Each entry here needs to be set down again exactly, please; pictures are left out.

▸ Records to process
+++

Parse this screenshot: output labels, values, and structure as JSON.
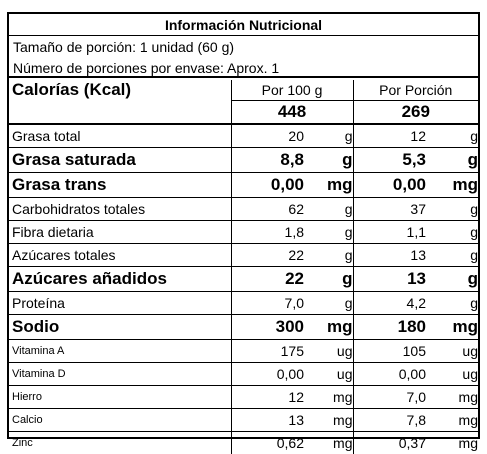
{
  "label": {
    "title": "Información Nutricional",
    "serving_size": "Tamaño de porción: 1 unidad (60 g)",
    "servings_per_container": "Número de porciones por envase: Aprox. 1",
    "calories_label": "Calorías (Kcal)",
    "col_per100_header": "Por 100 g",
    "col_serving_header": "Por Porción",
    "calories_per100": "448",
    "calories_serving": "269"
  },
  "nutrients": [
    {
      "name": "Grasa total",
      "v100": "20",
      "u100": "g",
      "vps": "12",
      "ups": "g"
    },
    {
      "name": "Grasa saturada",
      "v100": "8,8",
      "u100": "g",
      "vps": "5,3",
      "ups": "g"
    },
    {
      "name": "Grasa trans",
      "v100": "0,00",
      "u100": "mg",
      "vps": "0,00",
      "ups": "mg"
    },
    {
      "name": "Carbohidratos totales",
      "v100": "62",
      "u100": "g",
      "vps": "37",
      "ups": "g"
    },
    {
      "name": "Fibra dietaria",
      "v100": "1,8",
      "u100": "g",
      "vps": "1,1",
      "ups": "g"
    },
    {
      "name": "Azúcares totales",
      "v100": "22",
      "u100": "g",
      "vps": "13",
      "ups": "g"
    },
    {
      "name": "Azúcares añadidos",
      "v100": "22",
      "u100": "g",
      "vps": "13",
      "ups": "g"
    },
    {
      "name": "Proteína",
      "v100": "7,0",
      "u100": "g",
      "vps": "4,2",
      "ups": "g"
    },
    {
      "name": "Sodio",
      "v100": "300",
      "u100": "mg",
      "vps": "180",
      "ups": "mg"
    },
    {
      "name": "Vitamina A",
      "v100": "175",
      "u100": "ug",
      "vps": "105",
      "ups": "ug"
    },
    {
      "name": "Vitamina D",
      "v100": "0,00",
      "u100": "ug",
      "vps": "0,00",
      "ups": "ug"
    },
    {
      "name": "Hierro",
      "v100": "12",
      "u100": "mg",
      "vps": "7,0",
      "ups": "mg"
    },
    {
      "name": "Calcio",
      "v100": "13",
      "u100": "mg",
      "vps": "7,8",
      "ups": "mg"
    },
    {
      "name": "Zinc",
      "v100": "0,62",
      "u100": "mg",
      "vps": "0,37",
      "ups": "mg"
    }
  ]
}
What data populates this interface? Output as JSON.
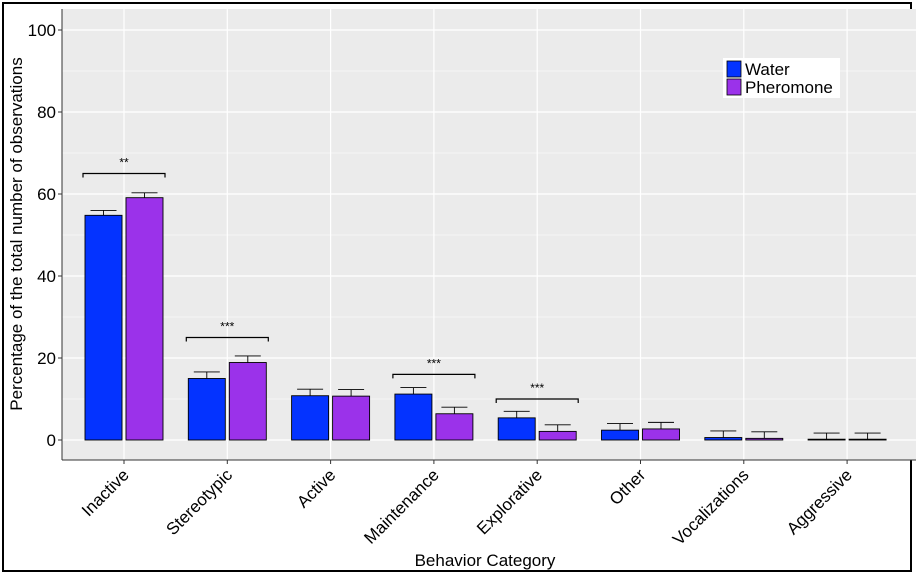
{
  "chart_data": {
    "type": "bar",
    "xlabel": "Behavior Category",
    "ylabel": "Percentage of the total number of observations",
    "ylim": [
      -5,
      104
    ],
    "yticks": [
      0,
      20,
      40,
      60,
      80,
      100
    ],
    "grid": true,
    "legend_position": "top-right",
    "categories": [
      "Inactive",
      "Stereotypic",
      "Active",
      "Maintenance",
      "Explorative",
      "Other",
      "Vocalizations",
      "Aggressive"
    ],
    "series": [
      {
        "name": "Water",
        "color": "#0433ff",
        "values": [
          54.8,
          15.0,
          10.8,
          11.2,
          5.4,
          2.4,
          0.6,
          0.1
        ],
        "errors": [
          1.2,
          1.6,
          1.6,
          1.6,
          1.6,
          1.6,
          1.6,
          1.6
        ]
      },
      {
        "name": "Pheromone",
        "color": "#9b32ea",
        "values": [
          59.1,
          18.9,
          10.7,
          6.4,
          2.1,
          2.7,
          0.4,
          0.1
        ],
        "errors": [
          1.2,
          1.6,
          1.6,
          1.6,
          1.6,
          1.6,
          1.6,
          1.6
        ]
      }
    ],
    "significance": [
      {
        "category": "Inactive",
        "label": "**",
        "y": 65
      },
      {
        "category": "Stereotypic",
        "label": "***",
        "y": 25
      },
      {
        "category": "Maintenance",
        "label": "***",
        "y": 16
      },
      {
        "category": "Explorative",
        "label": "***",
        "y": 10
      }
    ]
  },
  "colors": {
    "panel_bg": "#ebebeb",
    "grid": "#ffffff",
    "bar_outline": "#000000"
  }
}
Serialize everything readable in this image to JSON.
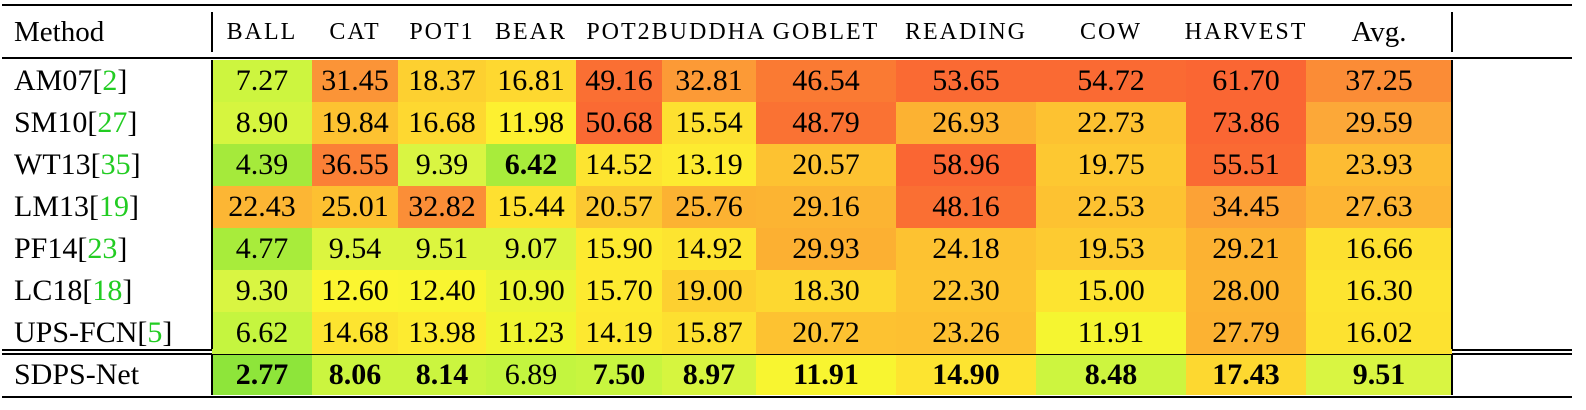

+++

▸ Task result
Parse this screenshot: output labels, values, and structure as JSON.
{
  "label": {
    "title": "Información Nutricional",
    "serving_size": "Tamaño de porción: 1 unidad (60 g)",
    "servings_per_container": "Número de porciones por envase: Aprox. 1",
    "calories_label": "Calorías (Kcal)",
    "col_per100_header": "Por 100 g",
    "col_serving_header": "Por Porción",
    "calories_per100": "448",
    "calories_serving": "269"
  },
  "nutrients": [
    {
      "name": "Grasa total",
      "v100": "20",
      "u100": "g",
      "vps": "12",
      "ups": "g"
    },
    {
      "name": "Grasa saturada",
      "v100": "8,8",
      "u100": "g",
      "vps": "5,3",
      "ups": "g"
    },
    {
      "name": "Grasa trans",
      "v100": "0,00",
      "u100": "mg",
      "vps": "0,00",
      "ups": "mg"
    },
    {
      "name": "Carbohidratos totales",
      "v100": "62",
      "u100": "g",
      "vps": "37",
      "ups": "g"
    },
    {
      "name": "Fibra dietaria",
      "v100": "1,8",
      "u100": "g",
      "vps": "1,1",
      "ups": "g"
    },
    {
      "name": "Azúcares totales",
      "v100": "22",
      "u100": "g",
      "vps": "13",
      "ups": "g"
    },
    {
      "name": "Azúcares añadidos",
      "v100": "22",
      "u100": "g",
      "vps": "13",
      "ups": "g"
    },
    {
      "name": "Proteína",
      "v100": "7,0",
      "u100": "g",
      "vps": "4,2",
      "ups": "g"
    },
    {
      "name": "Sodio",
      "v100": "300",
      "u100": "mg",
      "vps": "180",
      "ups": "mg"
    },
    {
      "name": "Vitamina A",
      "v100": "175",
      "u100": "ug",
      "vps": "105",
      "ups": "ug"
    },
    {
      "name": "Vitamina D",
      "v100": "0,00",
      "u100": "ug",
      "vps": "0,00",
      "ups": "ug"
    },
    {
      "name": "Hierro",
      "v100": "12",
      "u100": "mg",
      "vps": "7,0",
      "ups": "mg"
    },
    {
      "name": "Calcio",
      "v100": "13",
      "u100": "mg",
      "vps": "7,8",
      "ups": "mg"
    },
    {
      "name": "Zinc",
      "v100": "0,62",
      "u100": "mg",
      "vps": "0,37",
      "ups": "mg"
    }
  ]
}
What data populates this interface? Output as JSON.
{
  "chart_data": {
    "type": "bar",
    "xlabel": "Behavior Category",
    "ylabel": "Percentage of the total number of observations",
    "ylim": [
      -5,
      104
    ],
    "yticks": [
      0,
      20,
      40,
      60,
      80,
      100
    ],
    "grid": true,
    "legend_position": "top-right",
    "categories": [
      "Inactive",
      "Stereotypic",
      "Active",
      "Maintenance",
      "Explorative",
      "Other",
      "Vocalizations",
      "Aggressive"
    ],
    "series": [
      {
        "name": "Water",
        "color": "#0433ff",
        "values": [
          54.8,
          15.0,
          10.8,
          11.2,
          5.4,
          2.4,
          0.6,
          0.1
        ],
        "errors": [
          1.2,
          1.6,
          1.6,
          1.6,
          1.6,
          1.6,
          1.6,
          1.6
        ]
      },
      {
        "name": "Pheromone",
        "color": "#9b32ea",
        "values": [
          59.1,
          18.9,
          10.7,
          6.4,
          2.1,
          2.7,
          0.4,
          0.1
        ],
        "errors": [
          1.2,
          1.6,
          1.6,
          1.6,
          1.6,
          1.6,
          1.6,
          1.6
        ]
      }
    ],
    "significance": [
      {
        "category": "Inactive",
        "label": "**",
        "y": 65
      },
      {
        "category": "Stereotypic",
        "label": "***",
        "y": 25
      },
      {
        "category": "Maintenance",
        "label": "***",
        "y": 16
      },
      {
        "category": "Explorative",
        "label": "***",
        "y": 10
      }
    ]
  },
  "colors": {
    "panel_bg": "#ebebeb",
    "grid": "#ffffff",
    "bar_outline": "#000000"
  }
}
Serialize everything readable in this image to JSON.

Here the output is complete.